What to do
Where the string "produkce" occurs in the material below, report the whole line.

Entries taken from a collection
▬▬▬▬▬▬
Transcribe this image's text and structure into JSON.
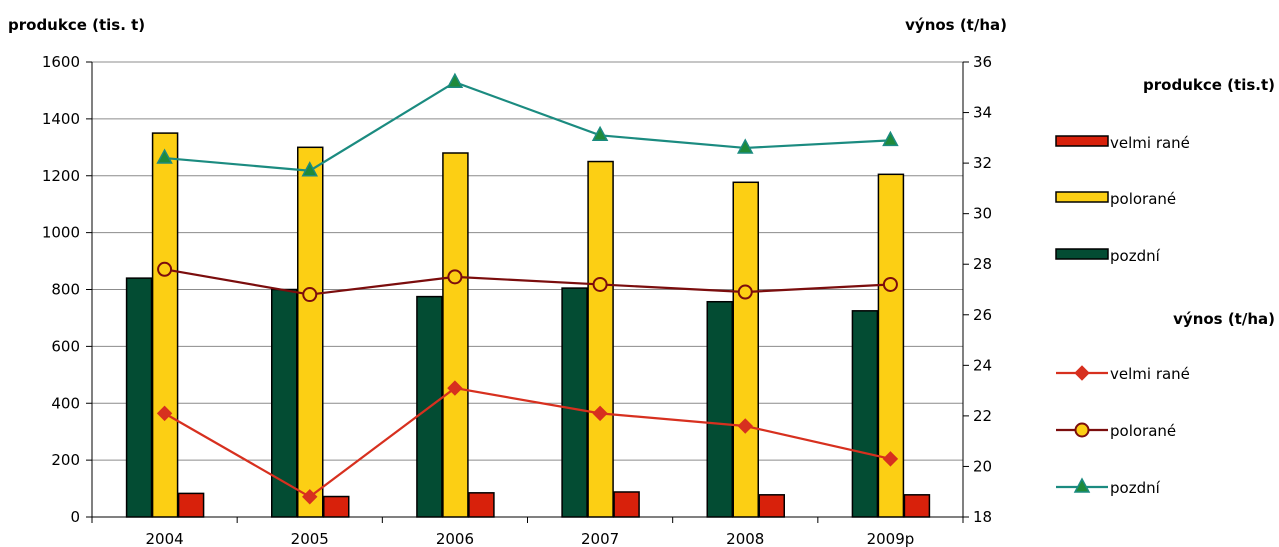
{
  "chart_data": {
    "type": "bar",
    "title": "",
    "y_left_label": "produkce (tis. t)",
    "y_right_label": "výnos (t/ha)",
    "categories": [
      "2004",
      "2005",
      "2006",
      "2007",
      "2008",
      "2009p"
    ],
    "y_left_range": [
      0,
      1600
    ],
    "y_left_ticks": [
      "0",
      "200",
      "400",
      "600",
      "800",
      "1000",
      "1200",
      "1400",
      "1600"
    ],
    "y_right_range": [
      18,
      36
    ],
    "y_right_ticks": [
      "18",
      "20",
      "22",
      "24",
      "26",
      "28",
      "30",
      "32",
      "34",
      "36"
    ],
    "grid": true,
    "bar_series": [
      {
        "name": "pozdní",
        "color": "#034c33",
        "values": [
          840,
          800,
          775,
          805,
          757,
          725
        ]
      },
      {
        "name": "polorané",
        "color": "#fccf14",
        "values": [
          1350,
          1300,
          1280,
          1250,
          1177,
          1205
        ]
      },
      {
        "name": "velmi rané",
        "color": "#d8210b",
        "values": [
          83,
          72,
          85,
          88,
          78,
          78
        ]
      }
    ],
    "line_series": [
      {
        "name": "velmi rané",
        "color": "#d7301f",
        "marker": "diamond",
        "values": [
          22.1,
          18.8,
          23.1,
          22.1,
          21.6,
          20.3
        ]
      },
      {
        "name": "polorané",
        "color": "#7b0d0d",
        "marker": "circle",
        "marker_fill": "#fccf14",
        "values": [
          27.8,
          26.8,
          27.5,
          27.2,
          26.9,
          27.2
        ]
      },
      {
        "name": "pozdní",
        "color": "#1b8b80",
        "marker": "triangle",
        "marker_fill": "#1f8a3a",
        "values": [
          32.2,
          31.7,
          35.2,
          33.1,
          32.6,
          32.9
        ]
      }
    ],
    "legend": {
      "position": "right",
      "bar_heading": "produkce (tis.t)",
      "bar_items": [
        "velmi rané",
        "polorané",
        "pozdní"
      ],
      "line_heading": "výnos (t/ha)",
      "line_items": [
        "velmi rané",
        "polorané",
        "pozdní"
      ]
    }
  }
}
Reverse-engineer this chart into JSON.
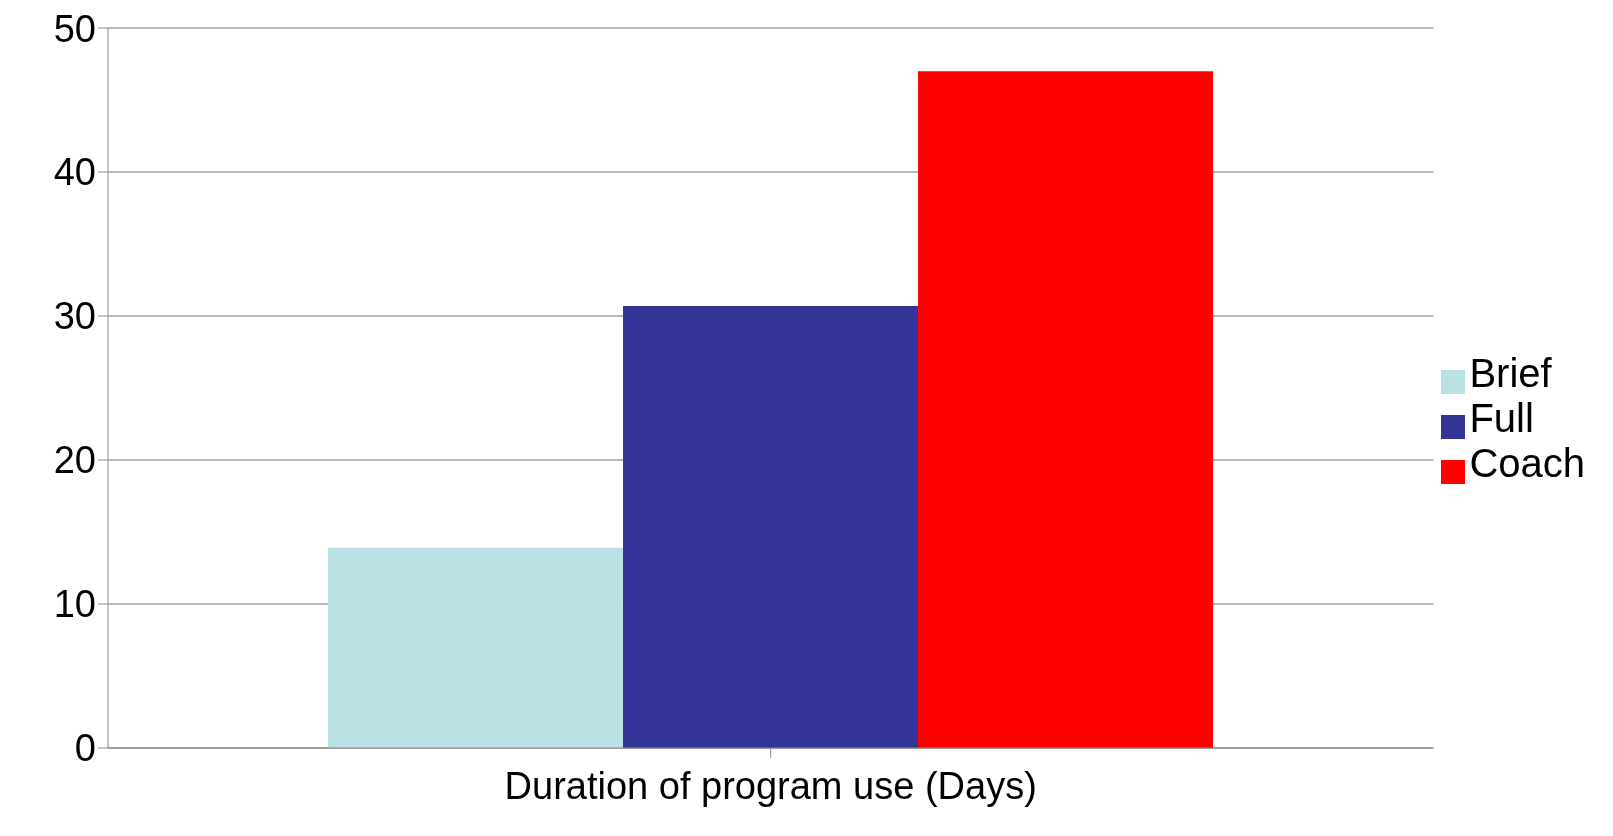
{
  "chart_data": {
    "type": "bar",
    "categories": [
      "Duration of program use (Days)"
    ],
    "series": [
      {
        "name": "Brief",
        "color": "#b9e0e3",
        "values": [
          13.9
        ]
      },
      {
        "name": "Full",
        "color": "#343397",
        "values": [
          30.7
        ]
      },
      {
        "name": "Coach",
        "color": "#ff0000",
        "values": [
          47.0
        ]
      }
    ],
    "ylim": [
      0,
      50
    ],
    "yticks": [
      0,
      10,
      20,
      30,
      40,
      50
    ],
    "grid": "y",
    "legend": "right"
  }
}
▬▬▬▬▬▬
Output of the task
    "y_left_label": "produkce (tis. t)",
      "bar_heading": "produkce (tis.t)",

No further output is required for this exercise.